Required task: Print out each entry below exactly, please.

>> BEGIN Records provided

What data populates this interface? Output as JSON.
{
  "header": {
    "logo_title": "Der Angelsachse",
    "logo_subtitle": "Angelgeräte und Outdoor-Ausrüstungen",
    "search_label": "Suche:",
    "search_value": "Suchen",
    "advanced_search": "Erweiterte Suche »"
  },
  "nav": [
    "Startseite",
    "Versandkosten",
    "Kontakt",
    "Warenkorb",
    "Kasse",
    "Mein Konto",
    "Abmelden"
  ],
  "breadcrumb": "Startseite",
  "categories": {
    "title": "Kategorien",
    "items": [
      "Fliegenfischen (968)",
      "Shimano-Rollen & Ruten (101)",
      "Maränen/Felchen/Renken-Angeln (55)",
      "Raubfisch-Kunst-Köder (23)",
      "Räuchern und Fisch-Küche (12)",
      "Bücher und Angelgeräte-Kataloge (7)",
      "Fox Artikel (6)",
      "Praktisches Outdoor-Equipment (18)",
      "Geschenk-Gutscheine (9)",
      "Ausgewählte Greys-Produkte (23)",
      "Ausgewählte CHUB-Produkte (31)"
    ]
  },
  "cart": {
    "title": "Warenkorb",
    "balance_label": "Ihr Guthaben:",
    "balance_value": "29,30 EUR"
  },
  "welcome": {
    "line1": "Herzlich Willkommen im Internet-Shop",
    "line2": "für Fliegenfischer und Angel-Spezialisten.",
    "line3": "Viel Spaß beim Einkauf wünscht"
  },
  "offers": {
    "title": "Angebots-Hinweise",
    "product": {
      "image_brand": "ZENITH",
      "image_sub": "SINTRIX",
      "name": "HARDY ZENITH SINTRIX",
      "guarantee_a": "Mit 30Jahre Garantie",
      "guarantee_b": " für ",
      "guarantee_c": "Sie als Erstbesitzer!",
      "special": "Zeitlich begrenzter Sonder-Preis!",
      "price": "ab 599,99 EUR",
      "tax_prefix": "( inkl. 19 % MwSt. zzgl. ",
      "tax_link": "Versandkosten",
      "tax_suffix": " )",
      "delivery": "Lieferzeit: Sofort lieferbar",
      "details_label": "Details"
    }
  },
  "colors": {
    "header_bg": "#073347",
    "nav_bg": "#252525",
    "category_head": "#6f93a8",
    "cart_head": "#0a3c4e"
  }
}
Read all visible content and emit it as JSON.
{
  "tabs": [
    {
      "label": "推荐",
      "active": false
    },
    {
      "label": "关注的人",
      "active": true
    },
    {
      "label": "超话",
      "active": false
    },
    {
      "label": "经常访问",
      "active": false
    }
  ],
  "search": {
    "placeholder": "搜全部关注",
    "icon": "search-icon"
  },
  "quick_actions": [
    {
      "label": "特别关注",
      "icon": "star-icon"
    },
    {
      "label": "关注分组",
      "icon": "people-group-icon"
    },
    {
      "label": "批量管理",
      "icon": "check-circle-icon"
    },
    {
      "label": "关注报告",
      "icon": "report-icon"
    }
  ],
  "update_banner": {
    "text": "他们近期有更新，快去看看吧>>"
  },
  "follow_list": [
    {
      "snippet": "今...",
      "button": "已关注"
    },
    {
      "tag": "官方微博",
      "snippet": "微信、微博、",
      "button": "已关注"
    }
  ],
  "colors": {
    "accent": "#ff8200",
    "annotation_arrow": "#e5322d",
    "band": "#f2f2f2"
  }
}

>> END Records provided

Written response:
What data populates this interface? Output as JSON.
{
  "header": {
    "logo_title": "Der Angelsachse",
    "logo_subtitle": "Angelgeräte und Outdoor-Ausrüstungen",
    "search_label": "Suche:",
    "search_value": "Suchen",
    "advanced_search": "Erweiterte Suche »"
  },
  "nav": [
    "Startseite",
    "Versandkosten",
    "Kontakt",
    "Warenkorb",
    "Kasse",
    "Mein Konto",
    "Abmelden"
  ],
  "breadcrumb": "Startseite",
  "categories": {
    "title": "Kategorien",
    "items": [
      "Fliegenfischen (968)",
      "Shimano-Rollen & Ruten (101)",
      "Maränen/Felchen/Renken-Angeln (55)",
      "Raubfisch-Kunst-Köder (23)",
      "Räuchern und Fisch-Küche (12)",
      "Bücher und Angelgeräte-Kataloge (7)",
      "Fox Artikel (6)",
      "Praktisches Outdoor-Equipment (18)",
      "Geschenk-Gutscheine (9)",
      "Ausgewählte Greys-Produkte (23)",
      "Ausgewählte CHUB-Produkte (31)"
    ]
  },
  "cart": {
    "title": "Warenkorb",
    "balance_label": "Ihr Guthaben:",
    "balance_value": "29,30 EUR"
  },
  "welcome": {
    "line1": "Herzlich Willkommen im Internet-Shop",
    "line2": "für Fliegenfischer und Angel-Spezialisten.",
    "line3": "Viel Spaß beim Einkauf wünscht"
  },
  "offers": {
    "title": "Angebots-Hinweise",
    "product": {
      "image_brand": "ZENITH",
      "image_sub": "SINTRIX",
      "name": "HARDY ZENITH SINTRIX",
      "guarantee_a": "Mit 30Jahre Garantie",
      "guarantee_b": " für ",
      "guarantee_c": "Sie als Erstbesitzer!",
      "special": "Zeitlich begrenzter Sonder-Preis!",
      "price": "ab 599,99 EUR",
      "tax_prefix": "( inkl. 19 % MwSt. zzgl. ",
      "tax_link": "Versandkosten",
      "tax_suffix": " )",
      "delivery": "Lieferzeit: Sofort lieferbar",
      "details_label": "Details"
    }
  },
  "colors": {
    "header_bg": "#073347",
    "nav_bg": "#252525",
    "category_head": "#6f93a8",
    "cart_head": "#0a3c4e"
  }
}
Read all visible content and emit it as JSON.
{
  "tabs": [
    {
      "label": "推荐",
      "active": false
    },
    {
      "label": "关注的人",
      "active": true
    },
    {
      "label": "超话",
      "active": false
    },
    {
      "label": "经常访问",
      "active": false
    }
  ],
  "search": {
    "placeholder": "搜全部关注",
    "icon": "search-icon"
  },
  "quick_actions": [
    {
      "label": "特别关注",
      "icon": "star-icon"
    },
    {
      "label": "关注分组",
      "icon": "people-group-icon"
    },
    {
      "label": "批量管理",
      "icon": "check-circle-icon"
    },
    {
      "label": "关注报告",
      "icon": "report-icon"
    }
  ],
  "update_banner": {
    "text": "他们近期有更新，快去看看吧>>"
  },
  "follow_list": [
    {
      "snippet": "今...",
      "button": "已关注"
    },
    {
      "tag": "官方微博",
      "snippet": "微信、微博、",
      "button": "已关注"
    }
  ],
  "colors": {
    "accent": "#ff8200",
    "annotation_arrow": "#e5322d",
    "band": "#f2f2f2"
  }
}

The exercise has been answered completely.